▶ **YOUR OBJECTIVE**:
Count, in the entries, the lines with "structures". Answer with the number only.

* BEGIN ENTRIES PROVIDED *

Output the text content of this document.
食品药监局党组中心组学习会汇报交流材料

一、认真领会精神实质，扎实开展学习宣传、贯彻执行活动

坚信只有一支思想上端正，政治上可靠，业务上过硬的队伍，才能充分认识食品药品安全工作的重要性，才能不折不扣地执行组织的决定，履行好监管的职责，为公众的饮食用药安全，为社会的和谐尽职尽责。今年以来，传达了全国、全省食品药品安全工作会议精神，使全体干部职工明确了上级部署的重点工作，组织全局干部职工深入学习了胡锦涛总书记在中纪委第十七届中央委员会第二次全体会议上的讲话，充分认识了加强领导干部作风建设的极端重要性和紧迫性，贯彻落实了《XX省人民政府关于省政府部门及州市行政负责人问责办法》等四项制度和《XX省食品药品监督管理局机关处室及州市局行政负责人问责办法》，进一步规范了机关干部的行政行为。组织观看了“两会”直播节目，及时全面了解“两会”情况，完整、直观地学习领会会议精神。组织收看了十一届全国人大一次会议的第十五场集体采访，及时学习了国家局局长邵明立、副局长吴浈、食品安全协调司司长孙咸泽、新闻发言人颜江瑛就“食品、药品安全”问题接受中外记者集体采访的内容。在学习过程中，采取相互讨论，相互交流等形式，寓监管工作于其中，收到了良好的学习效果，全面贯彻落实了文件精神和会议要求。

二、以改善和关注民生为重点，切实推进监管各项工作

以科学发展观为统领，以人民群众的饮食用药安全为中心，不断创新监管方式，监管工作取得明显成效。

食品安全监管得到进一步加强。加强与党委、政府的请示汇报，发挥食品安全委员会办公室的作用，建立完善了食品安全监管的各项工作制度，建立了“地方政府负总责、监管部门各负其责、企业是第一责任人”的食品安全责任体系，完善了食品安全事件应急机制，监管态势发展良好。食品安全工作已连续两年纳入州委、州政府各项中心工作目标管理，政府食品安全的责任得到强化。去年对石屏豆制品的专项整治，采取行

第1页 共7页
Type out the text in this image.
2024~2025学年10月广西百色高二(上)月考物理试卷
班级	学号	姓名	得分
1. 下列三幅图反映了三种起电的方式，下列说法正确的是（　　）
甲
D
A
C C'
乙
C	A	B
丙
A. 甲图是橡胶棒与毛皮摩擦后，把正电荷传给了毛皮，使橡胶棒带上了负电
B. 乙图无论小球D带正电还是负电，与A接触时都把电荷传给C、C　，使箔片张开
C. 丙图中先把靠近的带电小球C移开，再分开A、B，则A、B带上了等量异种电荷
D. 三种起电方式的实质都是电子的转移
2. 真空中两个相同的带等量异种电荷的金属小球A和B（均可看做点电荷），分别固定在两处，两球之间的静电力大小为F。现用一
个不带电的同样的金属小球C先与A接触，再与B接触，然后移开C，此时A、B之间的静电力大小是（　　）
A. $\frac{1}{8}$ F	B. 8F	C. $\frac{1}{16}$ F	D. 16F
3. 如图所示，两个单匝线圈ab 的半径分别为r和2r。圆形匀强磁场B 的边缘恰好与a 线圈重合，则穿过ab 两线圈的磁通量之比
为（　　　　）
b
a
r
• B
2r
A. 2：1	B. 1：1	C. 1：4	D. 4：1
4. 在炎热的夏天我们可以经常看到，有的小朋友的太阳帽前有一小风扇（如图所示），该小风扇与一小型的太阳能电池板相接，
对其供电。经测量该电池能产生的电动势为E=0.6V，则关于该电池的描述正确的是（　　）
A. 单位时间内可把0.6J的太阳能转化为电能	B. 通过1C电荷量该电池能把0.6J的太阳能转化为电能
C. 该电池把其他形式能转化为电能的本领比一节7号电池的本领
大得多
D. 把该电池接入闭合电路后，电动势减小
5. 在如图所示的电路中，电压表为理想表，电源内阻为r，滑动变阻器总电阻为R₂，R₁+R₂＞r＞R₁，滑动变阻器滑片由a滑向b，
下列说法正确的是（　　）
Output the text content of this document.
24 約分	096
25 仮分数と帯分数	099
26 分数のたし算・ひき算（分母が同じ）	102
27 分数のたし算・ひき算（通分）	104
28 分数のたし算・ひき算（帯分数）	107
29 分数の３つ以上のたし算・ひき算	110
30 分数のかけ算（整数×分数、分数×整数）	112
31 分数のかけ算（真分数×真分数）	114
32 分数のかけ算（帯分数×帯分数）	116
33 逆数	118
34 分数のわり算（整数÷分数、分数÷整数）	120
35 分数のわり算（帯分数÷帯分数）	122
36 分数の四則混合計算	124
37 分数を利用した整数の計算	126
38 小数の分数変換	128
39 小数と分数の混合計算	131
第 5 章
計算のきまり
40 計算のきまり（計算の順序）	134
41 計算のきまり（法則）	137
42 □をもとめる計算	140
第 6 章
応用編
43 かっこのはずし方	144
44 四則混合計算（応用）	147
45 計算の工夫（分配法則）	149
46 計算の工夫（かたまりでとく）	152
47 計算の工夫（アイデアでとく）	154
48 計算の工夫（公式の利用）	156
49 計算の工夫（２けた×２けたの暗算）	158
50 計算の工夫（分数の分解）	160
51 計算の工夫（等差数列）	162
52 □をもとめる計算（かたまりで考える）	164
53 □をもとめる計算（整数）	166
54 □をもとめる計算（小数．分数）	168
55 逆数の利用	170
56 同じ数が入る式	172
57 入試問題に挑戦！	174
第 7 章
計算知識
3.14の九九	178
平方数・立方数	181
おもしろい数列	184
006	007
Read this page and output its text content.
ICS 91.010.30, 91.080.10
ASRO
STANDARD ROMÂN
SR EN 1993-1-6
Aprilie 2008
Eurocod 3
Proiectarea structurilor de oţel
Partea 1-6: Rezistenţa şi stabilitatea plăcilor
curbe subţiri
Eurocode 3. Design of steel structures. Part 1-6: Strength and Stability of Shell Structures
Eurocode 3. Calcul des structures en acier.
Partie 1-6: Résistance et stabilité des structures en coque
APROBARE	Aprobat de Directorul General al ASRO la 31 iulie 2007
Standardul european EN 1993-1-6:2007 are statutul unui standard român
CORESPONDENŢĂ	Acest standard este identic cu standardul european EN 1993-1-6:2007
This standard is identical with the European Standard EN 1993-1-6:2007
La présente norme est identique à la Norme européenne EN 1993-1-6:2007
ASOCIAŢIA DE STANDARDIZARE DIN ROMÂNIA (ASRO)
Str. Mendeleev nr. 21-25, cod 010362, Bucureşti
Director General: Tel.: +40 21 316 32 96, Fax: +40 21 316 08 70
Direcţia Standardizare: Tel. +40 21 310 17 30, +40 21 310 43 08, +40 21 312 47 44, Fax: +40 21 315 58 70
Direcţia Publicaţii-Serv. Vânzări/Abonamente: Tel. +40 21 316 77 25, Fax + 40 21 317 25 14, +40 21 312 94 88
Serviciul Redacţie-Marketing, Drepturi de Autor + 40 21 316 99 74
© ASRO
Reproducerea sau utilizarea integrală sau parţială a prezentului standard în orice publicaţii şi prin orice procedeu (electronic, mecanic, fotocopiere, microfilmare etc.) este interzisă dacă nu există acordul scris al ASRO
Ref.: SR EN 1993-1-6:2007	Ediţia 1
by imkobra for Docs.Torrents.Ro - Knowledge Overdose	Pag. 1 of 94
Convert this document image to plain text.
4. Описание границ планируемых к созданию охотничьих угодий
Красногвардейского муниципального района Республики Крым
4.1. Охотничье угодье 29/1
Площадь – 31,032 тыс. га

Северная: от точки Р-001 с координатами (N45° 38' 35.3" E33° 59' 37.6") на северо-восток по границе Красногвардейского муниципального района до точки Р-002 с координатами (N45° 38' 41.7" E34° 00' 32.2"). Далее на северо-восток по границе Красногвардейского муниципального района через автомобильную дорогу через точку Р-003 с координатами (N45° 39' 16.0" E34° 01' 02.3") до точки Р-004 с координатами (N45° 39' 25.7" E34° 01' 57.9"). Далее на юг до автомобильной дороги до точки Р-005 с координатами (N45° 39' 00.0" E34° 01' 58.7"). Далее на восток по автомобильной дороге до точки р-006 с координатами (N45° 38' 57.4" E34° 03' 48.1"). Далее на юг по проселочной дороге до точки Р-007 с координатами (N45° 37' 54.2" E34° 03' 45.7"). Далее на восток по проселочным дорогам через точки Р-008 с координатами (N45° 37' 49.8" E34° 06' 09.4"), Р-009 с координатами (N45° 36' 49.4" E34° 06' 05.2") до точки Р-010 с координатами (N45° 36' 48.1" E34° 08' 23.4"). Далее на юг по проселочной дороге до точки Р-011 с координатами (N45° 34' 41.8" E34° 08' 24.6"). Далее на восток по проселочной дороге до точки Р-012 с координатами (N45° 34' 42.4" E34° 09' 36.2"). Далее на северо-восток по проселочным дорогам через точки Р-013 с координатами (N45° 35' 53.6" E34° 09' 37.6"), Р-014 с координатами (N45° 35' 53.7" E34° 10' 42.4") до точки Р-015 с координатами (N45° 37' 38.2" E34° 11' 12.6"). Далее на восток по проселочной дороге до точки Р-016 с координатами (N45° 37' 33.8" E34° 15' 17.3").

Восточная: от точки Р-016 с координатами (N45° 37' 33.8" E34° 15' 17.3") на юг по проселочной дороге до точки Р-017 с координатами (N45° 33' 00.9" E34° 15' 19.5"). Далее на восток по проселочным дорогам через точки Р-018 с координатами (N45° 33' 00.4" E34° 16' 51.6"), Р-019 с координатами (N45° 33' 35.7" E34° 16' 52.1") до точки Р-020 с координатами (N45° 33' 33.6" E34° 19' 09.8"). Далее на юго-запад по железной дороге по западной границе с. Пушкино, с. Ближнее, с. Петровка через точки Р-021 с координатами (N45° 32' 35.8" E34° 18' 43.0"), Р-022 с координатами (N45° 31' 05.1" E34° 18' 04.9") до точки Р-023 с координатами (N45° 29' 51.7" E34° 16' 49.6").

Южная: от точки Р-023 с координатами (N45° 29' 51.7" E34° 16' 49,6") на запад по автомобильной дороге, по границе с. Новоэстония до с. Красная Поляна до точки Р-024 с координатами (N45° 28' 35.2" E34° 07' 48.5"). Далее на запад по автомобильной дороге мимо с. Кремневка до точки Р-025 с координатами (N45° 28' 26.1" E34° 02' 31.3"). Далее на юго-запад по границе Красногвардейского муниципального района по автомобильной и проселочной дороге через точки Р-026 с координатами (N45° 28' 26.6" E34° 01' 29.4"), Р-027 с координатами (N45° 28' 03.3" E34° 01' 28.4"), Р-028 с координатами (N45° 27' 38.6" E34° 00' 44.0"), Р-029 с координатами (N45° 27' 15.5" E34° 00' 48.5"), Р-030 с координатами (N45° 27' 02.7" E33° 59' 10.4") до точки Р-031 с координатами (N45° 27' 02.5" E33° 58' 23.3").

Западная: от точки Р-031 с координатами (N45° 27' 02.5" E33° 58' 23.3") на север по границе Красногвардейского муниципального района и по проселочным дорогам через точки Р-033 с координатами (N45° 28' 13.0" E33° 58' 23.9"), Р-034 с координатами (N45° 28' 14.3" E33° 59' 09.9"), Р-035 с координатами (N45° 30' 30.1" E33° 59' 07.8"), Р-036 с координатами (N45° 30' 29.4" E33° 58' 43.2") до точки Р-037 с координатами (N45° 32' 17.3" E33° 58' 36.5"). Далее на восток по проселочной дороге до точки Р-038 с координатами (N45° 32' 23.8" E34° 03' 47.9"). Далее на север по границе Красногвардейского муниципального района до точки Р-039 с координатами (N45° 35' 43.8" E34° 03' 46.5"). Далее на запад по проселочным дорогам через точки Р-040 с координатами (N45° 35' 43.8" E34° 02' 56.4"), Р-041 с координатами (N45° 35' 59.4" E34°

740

* END ENTRIES PROVIDED *

▶ **REPLY**:
3